What is required: Copy every line of the listing below word for word, keeping each character and number unchanged.

(Collected data entries)
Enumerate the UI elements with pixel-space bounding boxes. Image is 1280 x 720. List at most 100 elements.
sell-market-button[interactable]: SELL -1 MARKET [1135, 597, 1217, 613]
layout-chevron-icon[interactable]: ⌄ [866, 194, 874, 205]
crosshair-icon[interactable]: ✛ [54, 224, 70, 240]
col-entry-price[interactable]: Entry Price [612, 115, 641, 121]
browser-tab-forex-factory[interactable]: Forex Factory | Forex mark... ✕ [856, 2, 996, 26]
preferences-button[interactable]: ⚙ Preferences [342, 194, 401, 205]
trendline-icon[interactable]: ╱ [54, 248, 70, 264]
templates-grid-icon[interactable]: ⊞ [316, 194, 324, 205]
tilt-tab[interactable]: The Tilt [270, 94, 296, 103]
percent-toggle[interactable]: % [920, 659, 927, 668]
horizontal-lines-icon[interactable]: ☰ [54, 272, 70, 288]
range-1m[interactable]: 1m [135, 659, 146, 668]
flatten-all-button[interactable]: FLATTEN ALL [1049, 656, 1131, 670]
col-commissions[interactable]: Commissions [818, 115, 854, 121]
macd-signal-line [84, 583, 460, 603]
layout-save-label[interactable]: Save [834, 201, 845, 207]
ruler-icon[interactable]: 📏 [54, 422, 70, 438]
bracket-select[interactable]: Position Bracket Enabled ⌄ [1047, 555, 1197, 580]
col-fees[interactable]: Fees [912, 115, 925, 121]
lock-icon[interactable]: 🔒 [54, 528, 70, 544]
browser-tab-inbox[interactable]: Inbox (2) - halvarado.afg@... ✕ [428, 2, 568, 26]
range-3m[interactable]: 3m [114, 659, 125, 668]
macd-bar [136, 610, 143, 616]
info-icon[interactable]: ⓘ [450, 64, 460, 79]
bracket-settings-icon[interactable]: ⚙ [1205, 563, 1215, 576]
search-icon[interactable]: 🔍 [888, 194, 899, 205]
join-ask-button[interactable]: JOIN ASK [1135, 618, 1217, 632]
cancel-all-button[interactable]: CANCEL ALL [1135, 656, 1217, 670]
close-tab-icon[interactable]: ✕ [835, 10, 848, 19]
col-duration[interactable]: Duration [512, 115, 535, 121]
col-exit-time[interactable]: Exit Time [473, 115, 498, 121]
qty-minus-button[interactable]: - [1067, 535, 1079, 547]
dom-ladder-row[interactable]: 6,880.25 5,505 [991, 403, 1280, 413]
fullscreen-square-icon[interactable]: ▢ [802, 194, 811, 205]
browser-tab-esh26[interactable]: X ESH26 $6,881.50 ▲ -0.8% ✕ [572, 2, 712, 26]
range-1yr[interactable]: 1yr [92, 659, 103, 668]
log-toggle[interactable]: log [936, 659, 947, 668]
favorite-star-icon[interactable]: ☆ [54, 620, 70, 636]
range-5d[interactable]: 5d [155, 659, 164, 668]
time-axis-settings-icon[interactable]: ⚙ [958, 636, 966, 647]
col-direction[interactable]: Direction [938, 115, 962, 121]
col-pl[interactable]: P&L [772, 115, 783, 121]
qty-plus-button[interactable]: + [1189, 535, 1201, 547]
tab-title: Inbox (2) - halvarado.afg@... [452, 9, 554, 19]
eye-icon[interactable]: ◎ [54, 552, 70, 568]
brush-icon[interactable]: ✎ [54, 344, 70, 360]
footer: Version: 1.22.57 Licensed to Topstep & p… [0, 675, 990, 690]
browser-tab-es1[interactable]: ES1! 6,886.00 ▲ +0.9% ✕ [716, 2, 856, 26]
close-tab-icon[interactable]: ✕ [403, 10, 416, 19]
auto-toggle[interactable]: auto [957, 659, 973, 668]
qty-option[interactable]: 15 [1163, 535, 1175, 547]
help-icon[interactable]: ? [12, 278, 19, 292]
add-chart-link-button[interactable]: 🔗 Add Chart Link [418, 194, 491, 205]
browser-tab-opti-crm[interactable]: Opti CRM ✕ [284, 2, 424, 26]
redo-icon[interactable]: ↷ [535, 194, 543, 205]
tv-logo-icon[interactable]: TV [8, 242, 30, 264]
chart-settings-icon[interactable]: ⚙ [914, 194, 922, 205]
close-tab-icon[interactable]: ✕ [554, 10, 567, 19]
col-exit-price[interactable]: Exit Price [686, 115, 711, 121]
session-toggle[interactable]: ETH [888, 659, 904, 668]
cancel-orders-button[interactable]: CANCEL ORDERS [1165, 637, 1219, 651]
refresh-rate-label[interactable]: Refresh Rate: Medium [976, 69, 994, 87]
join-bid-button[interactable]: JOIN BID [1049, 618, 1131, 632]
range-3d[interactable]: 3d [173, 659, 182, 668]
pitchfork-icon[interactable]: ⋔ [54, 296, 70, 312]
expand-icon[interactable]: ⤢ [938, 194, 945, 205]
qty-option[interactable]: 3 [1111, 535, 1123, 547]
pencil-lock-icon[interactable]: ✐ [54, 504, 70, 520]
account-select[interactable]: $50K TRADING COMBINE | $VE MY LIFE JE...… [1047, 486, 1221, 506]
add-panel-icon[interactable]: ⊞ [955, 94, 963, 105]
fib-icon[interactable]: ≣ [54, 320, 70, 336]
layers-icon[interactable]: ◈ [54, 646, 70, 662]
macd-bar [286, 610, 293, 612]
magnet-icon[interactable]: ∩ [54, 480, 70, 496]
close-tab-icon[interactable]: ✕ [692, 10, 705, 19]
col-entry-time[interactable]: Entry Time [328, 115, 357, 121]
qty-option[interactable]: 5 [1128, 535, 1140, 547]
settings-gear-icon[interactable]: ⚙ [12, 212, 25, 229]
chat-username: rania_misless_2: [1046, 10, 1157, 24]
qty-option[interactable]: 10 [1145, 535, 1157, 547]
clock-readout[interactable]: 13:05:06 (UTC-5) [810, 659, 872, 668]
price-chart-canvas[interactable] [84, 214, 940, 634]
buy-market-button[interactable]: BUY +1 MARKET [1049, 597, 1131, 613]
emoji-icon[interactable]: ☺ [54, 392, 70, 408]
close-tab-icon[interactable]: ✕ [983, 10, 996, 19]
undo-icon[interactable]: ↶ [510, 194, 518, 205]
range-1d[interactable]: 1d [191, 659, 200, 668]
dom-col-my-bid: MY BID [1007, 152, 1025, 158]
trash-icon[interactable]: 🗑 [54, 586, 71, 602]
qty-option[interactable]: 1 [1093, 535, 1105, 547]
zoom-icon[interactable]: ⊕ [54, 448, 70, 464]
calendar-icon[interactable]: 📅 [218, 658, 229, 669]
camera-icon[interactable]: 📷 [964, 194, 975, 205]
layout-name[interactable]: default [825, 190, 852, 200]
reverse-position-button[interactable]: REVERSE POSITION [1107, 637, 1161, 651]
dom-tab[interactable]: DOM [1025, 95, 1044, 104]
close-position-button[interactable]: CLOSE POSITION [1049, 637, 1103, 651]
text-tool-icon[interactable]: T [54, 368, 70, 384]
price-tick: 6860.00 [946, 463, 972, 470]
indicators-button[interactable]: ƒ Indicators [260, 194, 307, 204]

Solution to this task:
Enumerate the UI elements with pixel-space bounding boxes. Image is 1280 x 720. List at most 100 elements.
sell-market-button[interactable]: SELL -1 MARKET [1135, 597, 1217, 613]
layout-chevron-icon[interactable]: ⌄ [866, 194, 874, 205]
crosshair-icon[interactable]: ✛ [54, 224, 70, 240]
col-entry-price[interactable]: Entry Price [612, 115, 641, 121]
browser-tab-forex-factory[interactable]: Forex Factory | Forex mark... ✕ [856, 2, 996, 26]
preferences-button[interactable]: ⚙ Preferences [342, 194, 401, 205]
trendline-icon[interactable]: ╱ [54, 248, 70, 264]
templates-grid-icon[interactable]: ⊞ [316, 194, 324, 205]
tilt-tab[interactable]: The Tilt [270, 94, 296, 103]
percent-toggle[interactable]: % [920, 659, 927, 668]
horizontal-lines-icon[interactable]: ☰ [54, 272, 70, 288]
range-1m[interactable]: 1m [135, 659, 146, 668]
flatten-all-button[interactable]: FLATTEN ALL [1049, 656, 1131, 670]
col-commissions[interactable]: Commissions [818, 115, 854, 121]
macd-signal-line [84, 583, 460, 603]
layout-save-label[interactable]: Save [834, 201, 845, 207]
ruler-icon[interactable]: 📏 [54, 422, 70, 438]
bracket-select[interactable]: Position Bracket Enabled ⌄ [1047, 555, 1197, 580]
col-fees[interactable]: Fees [912, 115, 925, 121]
lock-icon[interactable]: 🔒 [54, 528, 70, 544]
browser-tab-inbox[interactable]: Inbox (2) - halvarado.afg@... ✕ [428, 2, 568, 26]
range-3m[interactable]: 3m [114, 659, 125, 668]
macd-bar [136, 610, 143, 616]
info-icon[interactable]: ⓘ [450, 64, 460, 79]
bracket-settings-icon[interactable]: ⚙ [1205, 563, 1215, 576]
search-icon[interactable]: 🔍 [888, 194, 899, 205]
join-ask-button[interactable]: JOIN ASK [1135, 618, 1217, 632]
cancel-all-button[interactable]: CANCEL ALL [1135, 656, 1217, 670]
close-tab-icon[interactable]: ✕ [835, 10, 848, 19]
col-duration[interactable]: Duration [512, 115, 535, 121]
col-exit-time[interactable]: Exit Time [473, 115, 498, 121]
qty-minus-button[interactable]: - [1067, 535, 1079, 547]
dom-ladder-row[interactable]: 6,880.25 5,505 [991, 403, 1280, 413]
fullscreen-square-icon[interactable]: ▢ [802, 194, 811, 205]
browser-tab-esh26[interactable]: X ESH26 $6,881.50 ▲ -0.8% ✕ [572, 2, 712, 26]
range-1yr[interactable]: 1yr [92, 659, 103, 668]
log-toggle[interactable]: log [936, 659, 947, 668]
favorite-star-icon[interactable]: ☆ [54, 620, 70, 636]
range-5d[interactable]: 5d [155, 659, 164, 668]
time-axis-settings-icon[interactable]: ⚙ [958, 636, 966, 647]
col-direction[interactable]: Direction [938, 115, 962, 121]
col-pl[interactable]: P&L [772, 115, 783, 121]
qty-plus-button[interactable]: + [1189, 535, 1201, 547]
tab-title: Inbox (2) - halvarado.afg@... [452, 9, 554, 19]
eye-icon[interactable]: ◎ [54, 552, 70, 568]
brush-icon[interactable]: ✎ [54, 344, 70, 360]
footer: Version: 1.22.57 Licensed to Topstep & p… [0, 675, 990, 690]
browser-tab-es1[interactable]: ES1! 6,886.00 ▲ +0.9% ✕ [716, 2, 856, 26]
close-tab-icon[interactable]: ✕ [403, 10, 416, 19]
auto-toggle[interactable]: auto [957, 659, 973, 668]
qty-option[interactable]: 15 [1163, 535, 1175, 547]
help-icon[interactable]: ? [12, 278, 19, 292]
add-chart-link-button[interactable]: 🔗 Add Chart Link [418, 194, 491, 205]
browser-tab-opti-crm[interactable]: Opti CRM ✕ [284, 2, 424, 26]
redo-icon[interactable]: ↷ [535, 194, 543, 205]
tv-logo-icon[interactable]: TV [8, 242, 30, 264]
chart-settings-icon[interactable]: ⚙ [914, 194, 922, 205]
close-tab-icon[interactable]: ✕ [554, 10, 567, 19]
col-exit-price[interactable]: Exit Price [686, 115, 711, 121]
session-toggle[interactable]: ETH [888, 659, 904, 668]
cancel-orders-button[interactable]: CANCEL ORDERS [1165, 637, 1219, 651]
refresh-rate-label[interactable]: Refresh Rate: Medium [976, 69, 994, 87]
join-bid-button[interactable]: JOIN BID [1049, 618, 1131, 632]
range-3d[interactable]: 3d [173, 659, 182, 668]
pitchfork-icon[interactable]: ⋔ [54, 296, 70, 312]
expand-icon[interactable]: ⤢ [938, 194, 945, 205]
qty-option[interactable]: 3 [1111, 535, 1123, 547]
pencil-lock-icon[interactable]: ✐ [54, 504, 70, 520]
account-select[interactable]: $50K TRADING COMBINE | $VE MY LIFE JE...… [1047, 486, 1221, 506]
add-panel-icon[interactable]: ⊞ [955, 94, 963, 105]
fib-icon[interactable]: ≣ [54, 320, 70, 336]
layers-icon[interactable]: ◈ [54, 646, 70, 662]
macd-bar [286, 610, 293, 612]
magnet-icon[interactable]: ∩ [54, 480, 70, 496]
close-tab-icon[interactable]: ✕ [692, 10, 705, 19]
col-entry-time[interactable]: Entry Time [328, 115, 357, 121]
qty-option[interactable]: 5 [1128, 535, 1140, 547]
settings-gear-icon[interactable]: ⚙ [12, 212, 25, 229]
chat-username: rania_misless_2: [1046, 10, 1157, 24]
qty-option[interactable]: 10 [1145, 535, 1157, 547]
clock-readout[interactable]: 13:05:06 (UTC-5) [810, 659, 872, 668]
price-chart-canvas[interactable] [84, 214, 940, 634]
buy-market-button[interactable]: BUY +1 MARKET [1049, 597, 1131, 613]
emoji-icon[interactable]: ☺ [54, 392, 70, 408]
close-tab-icon[interactable]: ✕ [983, 10, 996, 19]
undo-icon[interactable]: ↶ [510, 194, 518, 205]
range-1d[interactable]: 1d [191, 659, 200, 668]
dom-col-my-bid: MY BID [1007, 152, 1025, 158]
trash-icon[interactable]: 🗑 [54, 586, 71, 602]
qty-option[interactable]: 1 [1093, 535, 1105, 547]
zoom-icon[interactable]: ⊕ [54, 448, 70, 464]
calendar-icon[interactable]: 📅 [218, 658, 229, 669]
camera-icon[interactable]: 📷 [964, 194, 975, 205]
layout-name[interactable]: default [825, 190, 852, 200]
reverse-position-button[interactable]: REVERSE POSITION [1107, 637, 1161, 651]
dom-tab[interactable]: DOM [1025, 95, 1044, 104]
close-position-button[interactable]: CLOSE POSITION [1049, 637, 1103, 651]
text-tool-icon[interactable]: T [54, 368, 70, 384]
price-tick: 6860.00 [946, 463, 972, 470]
indicators-button[interactable]: ƒ Indicators [260, 194, 307, 204]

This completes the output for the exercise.